Task
Every entry below should be repeated exactly; the pictures should not.

Given records
----------
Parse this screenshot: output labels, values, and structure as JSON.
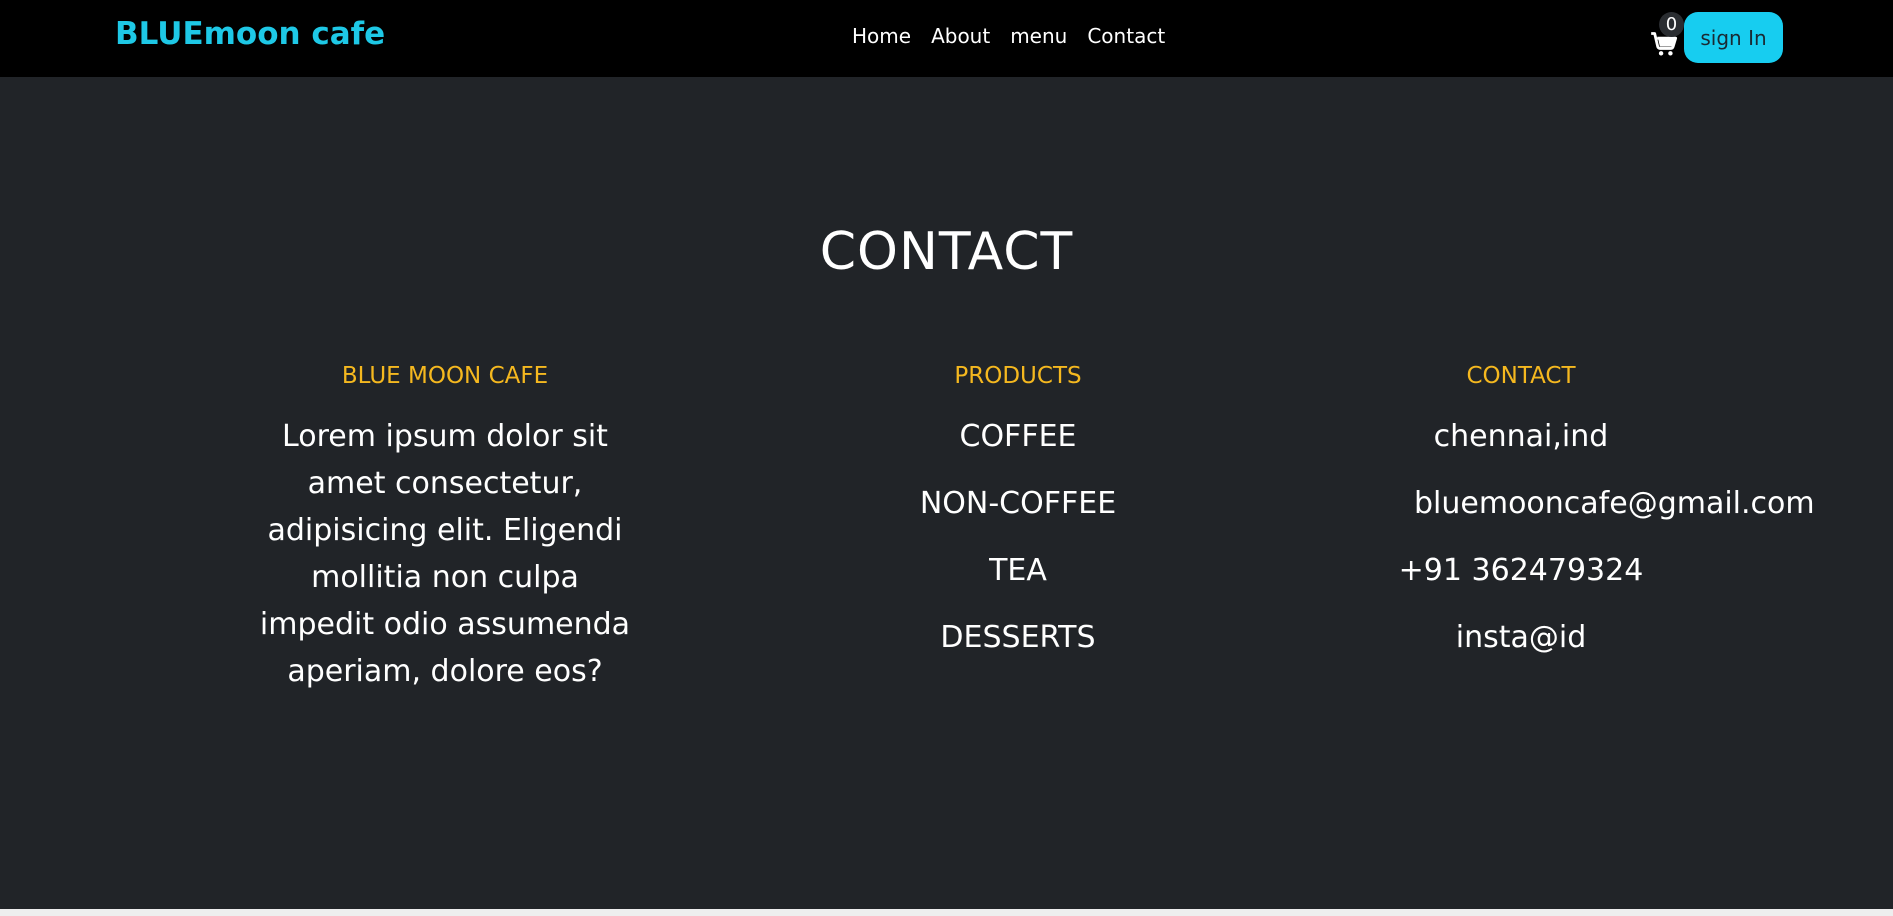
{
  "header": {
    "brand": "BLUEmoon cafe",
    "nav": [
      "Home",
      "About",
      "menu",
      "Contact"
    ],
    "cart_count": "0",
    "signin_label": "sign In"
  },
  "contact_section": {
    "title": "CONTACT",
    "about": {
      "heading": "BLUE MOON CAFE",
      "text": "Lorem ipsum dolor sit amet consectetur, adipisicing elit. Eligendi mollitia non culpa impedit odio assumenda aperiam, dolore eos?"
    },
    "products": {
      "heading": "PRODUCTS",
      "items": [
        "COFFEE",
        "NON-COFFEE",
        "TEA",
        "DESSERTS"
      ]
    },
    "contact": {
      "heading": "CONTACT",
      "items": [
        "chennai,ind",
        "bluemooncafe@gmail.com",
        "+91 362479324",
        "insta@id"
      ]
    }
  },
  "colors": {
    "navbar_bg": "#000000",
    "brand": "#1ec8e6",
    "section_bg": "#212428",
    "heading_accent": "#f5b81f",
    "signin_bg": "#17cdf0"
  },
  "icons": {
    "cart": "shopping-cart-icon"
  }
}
----------
The result
Parse this screenshot: output labels, values, and structure as JSON.
{
  "header": {
    "brand": "BLUEmoon cafe",
    "nav": [
      "Home",
      "About",
      "menu",
      "Contact"
    ],
    "cart_count": "0",
    "signin_label": "sign In"
  },
  "contact_section": {
    "title": "CONTACT",
    "about": {
      "heading": "BLUE MOON CAFE",
      "text": "Lorem ipsum dolor sit amet consectetur, adipisicing elit. Eligendi mollitia non culpa impedit odio assumenda aperiam, dolore eos?"
    },
    "products": {
      "heading": "PRODUCTS",
      "items": [
        "COFFEE",
        "NON-COFFEE",
        "TEA",
        "DESSERTS"
      ]
    },
    "contact": {
      "heading": "CONTACT",
      "items": [
        "chennai,ind",
        "bluemooncafe@gmail.com",
        "+91 362479324",
        "insta@id"
      ]
    }
  },
  "colors": {
    "navbar_bg": "#000000",
    "brand": "#1ec8e6",
    "section_bg": "#212428",
    "heading_accent": "#f5b81f",
    "signin_bg": "#17cdf0"
  },
  "icons": {
    "cart": "shopping-cart-icon"
  }
}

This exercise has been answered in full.